*WHAT YOU NEED TO DO:* Scan the listing below for the word "pomieszczeniach" and state how many lines hold it. Write nothing but the number.

*STORED DATA:*

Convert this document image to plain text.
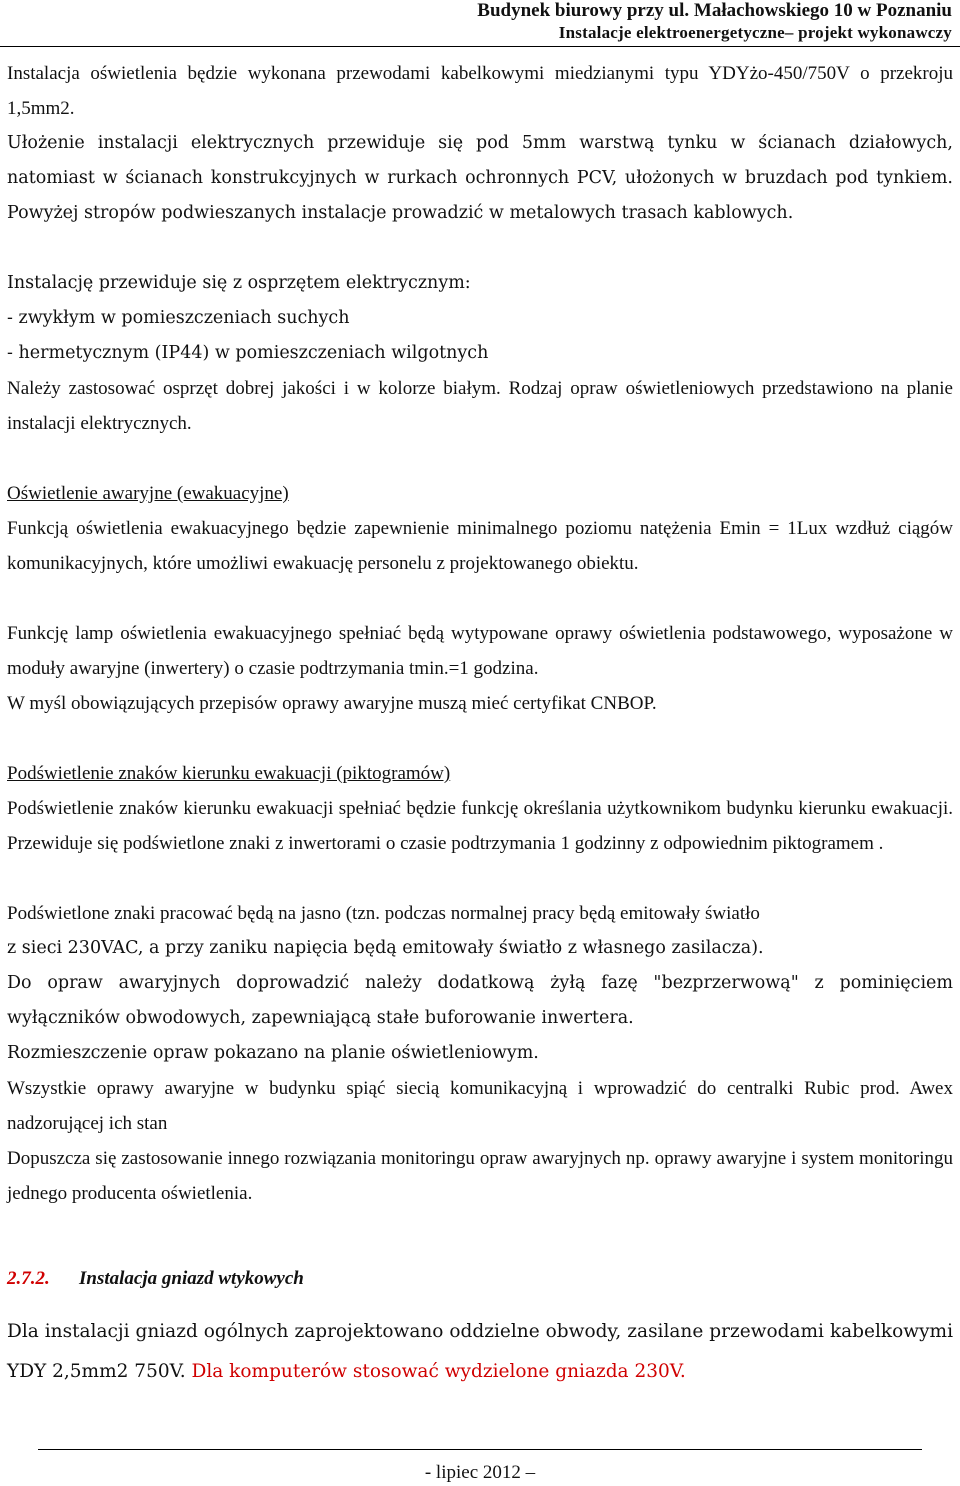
Budynek biurowy przy ul. Małachowskiego 10 w Poznaniu
Instalacje elektroenergetyczne– projekt wykonawczy

Instalacja oświetlenia będzie wykonana przewodami kabelkowymi miedzianymi typu YDYżo-450/750V o przekroju 1,5mm2.

Ułożenie instalacji elektrycznych przewiduje się pod 5mm warstwą tynku w ścianach działowych, natomiast w ścianach konstrukcyjnych w rurkach ochronnych PCV, ułożonych w bruzdach pod tynkiem. Powyżej stropów podwieszanych instalacje prowadzić w metalowych trasach kablowych.

Instalację przewiduje się z osprzętem elektrycznym:

- zwykłym w pomieszczeniach suchych

- hermetycznym (IP44) w pomieszczeniach wilgotnych

Należy zastosować osprzęt dobrej jakości i w kolorze białym. Rodzaj opraw oświetleniowych przedstawiono na planie instalacji elektrycznych.

Oświetlenie awaryjne (ewakuacyjne)

Funkcją oświetlenia ewakuacyjnego będzie zapewnienie minimalnego poziomu natężenia Emin = 1Lux wzdłuż ciągów komunikacyjnych, które umożliwi ewakuację personelu z projektowanego obiektu.

Funkcję lamp oświetlenia ewakuacyjnego spełniać będą wytypowane oprawy oświetlenia podstawowego, wyposażone w moduły awaryjne (inwertery) o czasie podtrzymania tmin.=1 godzina.

W myśl obowiązujących przepisów oprawy awaryjne muszą mieć certyfikat CNBOP.

Podświetlenie znaków kierunku ewakuacji (piktogramów)

Podświetlenie znaków kierunku ewakuacji spełniać będzie funkcję określania użytkownikom budynku kierunku ewakuacji. Przewiduje się podświetlone znaki z inwertorami o czasie podtrzymania 1 godzinny z odpowiednim piktogramem .

Podświetlone znaki pracować będą na jasno (tzn. podczas normalnej pracy będą emitowały światło

z sieci 230VAC, a przy zaniku napięcia będą emitowały światło z własnego zasilacza).

Do opraw awaryjnych doprowadzić należy dodatkową żyłą fazę "bezprzerwową" z pominięciem wyłączników obwodowych, zapewniającą stałe buforowanie inwertera.

Rozmieszczenie opraw pokazano na planie oświetleniowym.

Wszystkie oprawy awaryjne w budynku spiąć siecią komunikacyjną i wprowadzić do centralki Rubic prod. Awex nadzorującej ich stan

Dopuszcza się zastosowanie innego rozwiązania monitoringu opraw awaryjnych np. oprawy awaryjne i system monitoringu jednego producenta oświetlenia.

2.7.2. Instalacja gniazd wtykowych

Dla instalacji gniazd ogólnych zaprojektowano oddzielne obwody, zasilane przewodami kabelkowymi YDY 2,5mm2 750V. Dla komputerów stosować wydzielone gniazda 230V.

- lipiec 2012 –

*ANSWER:* 2